### TASK TO CARRY OUT
Reproduce the listing verbatim.

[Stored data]
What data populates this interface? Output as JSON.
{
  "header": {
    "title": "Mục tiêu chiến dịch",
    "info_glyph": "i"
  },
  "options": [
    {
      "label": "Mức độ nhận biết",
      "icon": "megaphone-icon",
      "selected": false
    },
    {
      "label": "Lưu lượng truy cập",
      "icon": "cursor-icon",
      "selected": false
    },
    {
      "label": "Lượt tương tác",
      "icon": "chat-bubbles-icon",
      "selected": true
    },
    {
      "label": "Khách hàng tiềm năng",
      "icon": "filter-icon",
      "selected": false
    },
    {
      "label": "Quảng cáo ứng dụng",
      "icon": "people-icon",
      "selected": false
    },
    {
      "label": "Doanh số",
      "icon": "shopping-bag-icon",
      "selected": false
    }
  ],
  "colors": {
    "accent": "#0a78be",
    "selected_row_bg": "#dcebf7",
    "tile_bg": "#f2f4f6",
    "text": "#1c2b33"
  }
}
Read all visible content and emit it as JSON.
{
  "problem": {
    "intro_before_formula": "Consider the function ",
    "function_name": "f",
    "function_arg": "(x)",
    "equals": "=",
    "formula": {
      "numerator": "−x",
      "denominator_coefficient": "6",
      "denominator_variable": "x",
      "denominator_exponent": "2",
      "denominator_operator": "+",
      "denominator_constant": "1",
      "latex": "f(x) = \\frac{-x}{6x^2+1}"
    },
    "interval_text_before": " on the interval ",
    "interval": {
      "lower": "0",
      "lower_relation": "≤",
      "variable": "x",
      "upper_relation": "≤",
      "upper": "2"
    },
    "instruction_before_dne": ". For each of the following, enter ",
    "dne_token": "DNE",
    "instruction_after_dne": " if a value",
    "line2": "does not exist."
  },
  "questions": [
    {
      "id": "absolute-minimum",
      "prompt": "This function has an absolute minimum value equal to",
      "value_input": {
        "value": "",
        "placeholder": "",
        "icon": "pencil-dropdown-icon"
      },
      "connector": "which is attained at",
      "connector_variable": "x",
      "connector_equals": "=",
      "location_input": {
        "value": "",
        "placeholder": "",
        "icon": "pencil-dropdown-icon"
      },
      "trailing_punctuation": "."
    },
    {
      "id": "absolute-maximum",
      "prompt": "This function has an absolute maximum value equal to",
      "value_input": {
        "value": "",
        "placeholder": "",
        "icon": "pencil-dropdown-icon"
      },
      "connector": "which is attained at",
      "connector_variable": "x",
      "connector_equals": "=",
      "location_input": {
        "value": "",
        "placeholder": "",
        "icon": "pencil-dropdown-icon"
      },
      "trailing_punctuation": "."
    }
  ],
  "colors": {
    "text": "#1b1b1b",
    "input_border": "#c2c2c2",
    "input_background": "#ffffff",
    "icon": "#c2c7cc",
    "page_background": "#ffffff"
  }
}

### RESPONSE FOR THIS EXERCISE
What data populates this interface? Output as JSON.
{
  "header": {
    "title": "Mục tiêu chiến dịch",
    "info_glyph": "i"
  },
  "options": [
    {
      "label": "Mức độ nhận biết",
      "icon": "megaphone-icon",
      "selected": false
    },
    {
      "label": "Lưu lượng truy cập",
      "icon": "cursor-icon",
      "selected": false
    },
    {
      "label": "Lượt tương tác",
      "icon": "chat-bubbles-icon",
      "selected": true
    },
    {
      "label": "Khách hàng tiềm năng",
      "icon": "filter-icon",
      "selected": false
    },
    {
      "label": "Quảng cáo ứng dụng",
      "icon": "people-icon",
      "selected": false
    },
    {
      "label": "Doanh số",
      "icon": "shopping-bag-icon",
      "selected": false
    }
  ],
  "colors": {
    "accent": "#0a78be",
    "selected_row_bg": "#dcebf7",
    "tile_bg": "#f2f4f6",
    "text": "#1c2b33"
  }
}
Read all visible content and emit it as JSON.
{
  "problem": {
    "intro_before_formula": "Consider the function ",
    "function_name": "f",
    "function_arg": "(x)",
    "equals": "=",
    "formula": {
      "numerator": "−x",
      "denominator_coefficient": "6",
      "denominator_variable": "x",
      "denominator_exponent": "2",
      "denominator_operator": "+",
      "denominator_constant": "1",
      "latex": "f(x) = \\frac{-x}{6x^2+1}"
    },
    "interval_text_before": " on the interval ",
    "interval": {
      "lower": "0",
      "lower_relation": "≤",
      "variable": "x",
      "upper_relation": "≤",
      "upper": "2"
    },
    "instruction_before_dne": ". For each of the following, enter ",
    "dne_token": "DNE",
    "instruction_after_dne": " if a value",
    "line2": "does not exist."
  },
  "questions": [
    {
      "id": "absolute-minimum",
      "prompt": "This function has an absolute minimum value equal to",
      "value_input": {
        "value": "",
        "placeholder": "",
        "icon": "pencil-dropdown-icon"
      },
      "connector": "which is attained at",
      "connector_variable": "x",
      "connector_equals": "=",
      "location_input": {
        "value": "",
        "placeholder": "",
        "icon": "pencil-dropdown-icon"
      },
      "trailing_punctuation": "."
    },
    {
      "id": "absolute-maximum",
      "prompt": "This function has an absolute maximum value equal to",
      "value_input": {
        "value": "",
        "placeholder": "",
        "icon": "pencil-dropdown-icon"
      },
      "connector": "which is attained at",
      "connector_variable": "x",
      "connector_equals": "=",
      "location_input": {
        "value": "",
        "placeholder": "",
        "icon": "pencil-dropdown-icon"
      },
      "trailing_punctuation": "."
    }
  ],
  "colors": {
    "text": "#1b1b1b",
    "input_border": "#c2c2c2",
    "input_background": "#ffffff",
    "icon": "#c2c7cc",
    "page_background": "#ffffff"
  }
}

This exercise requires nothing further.